• **WHAT TO PRODUCE**
Go through the listing and copy each line with the string "Continuing".

• **RECORDS PROVIDED**
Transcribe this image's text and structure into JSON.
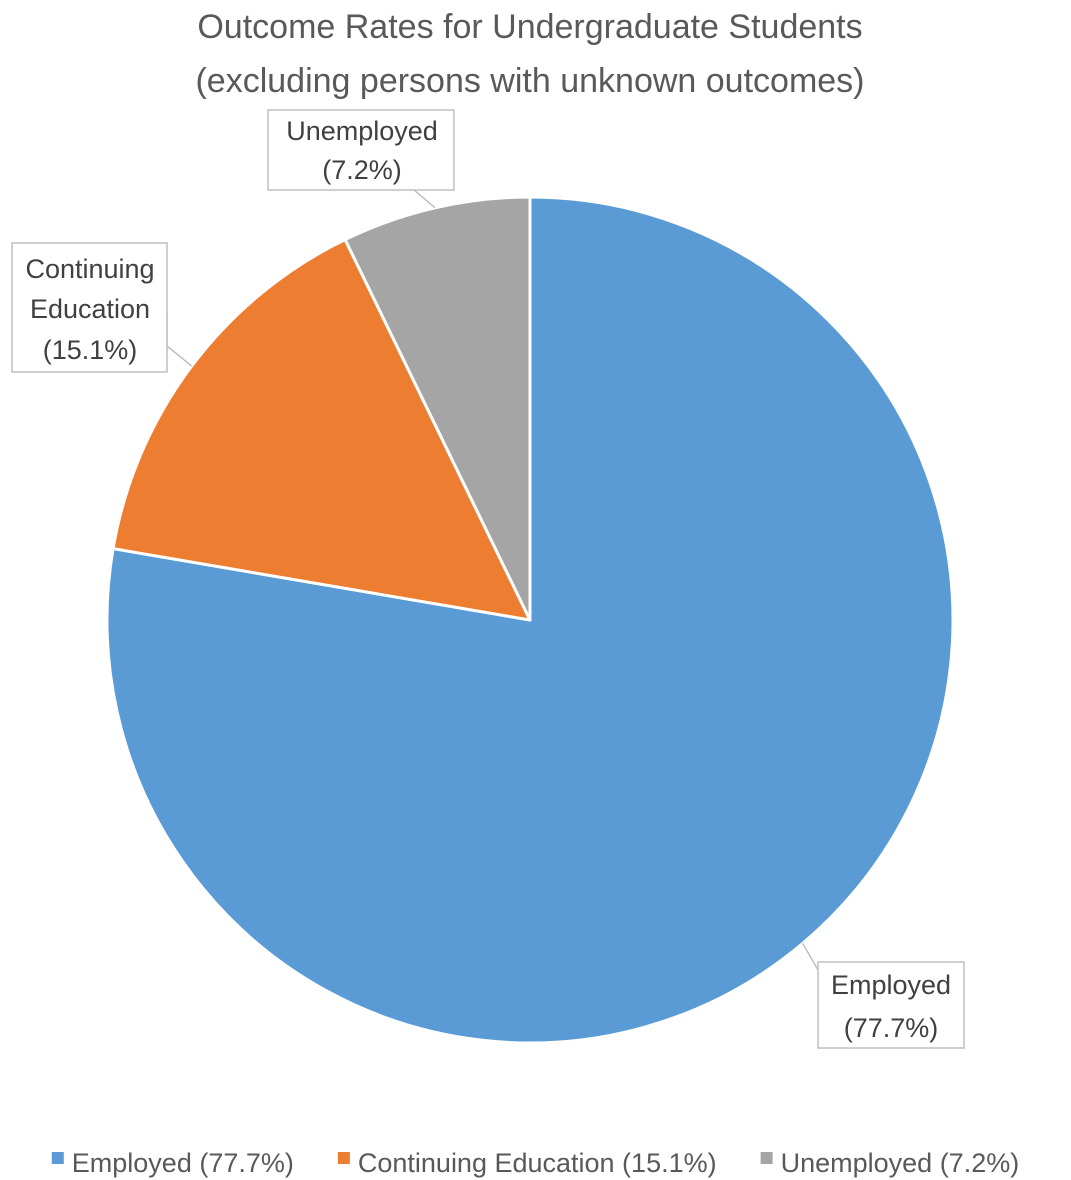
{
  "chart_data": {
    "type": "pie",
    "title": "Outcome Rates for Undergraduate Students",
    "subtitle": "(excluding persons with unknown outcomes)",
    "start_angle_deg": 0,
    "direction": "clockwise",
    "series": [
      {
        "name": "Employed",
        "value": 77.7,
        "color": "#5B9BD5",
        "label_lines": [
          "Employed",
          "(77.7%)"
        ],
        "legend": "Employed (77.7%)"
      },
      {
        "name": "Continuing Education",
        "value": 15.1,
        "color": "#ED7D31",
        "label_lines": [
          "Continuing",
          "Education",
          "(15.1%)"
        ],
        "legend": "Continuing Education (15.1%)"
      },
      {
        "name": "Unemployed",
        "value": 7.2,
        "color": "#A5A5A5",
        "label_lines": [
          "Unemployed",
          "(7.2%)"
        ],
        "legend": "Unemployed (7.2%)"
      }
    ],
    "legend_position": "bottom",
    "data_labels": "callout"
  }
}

• **ANSWER TO THE TASK**
        "name": "Continuing Education",
          "Continuing",
        "legend": "Continuing Education (15.1%)"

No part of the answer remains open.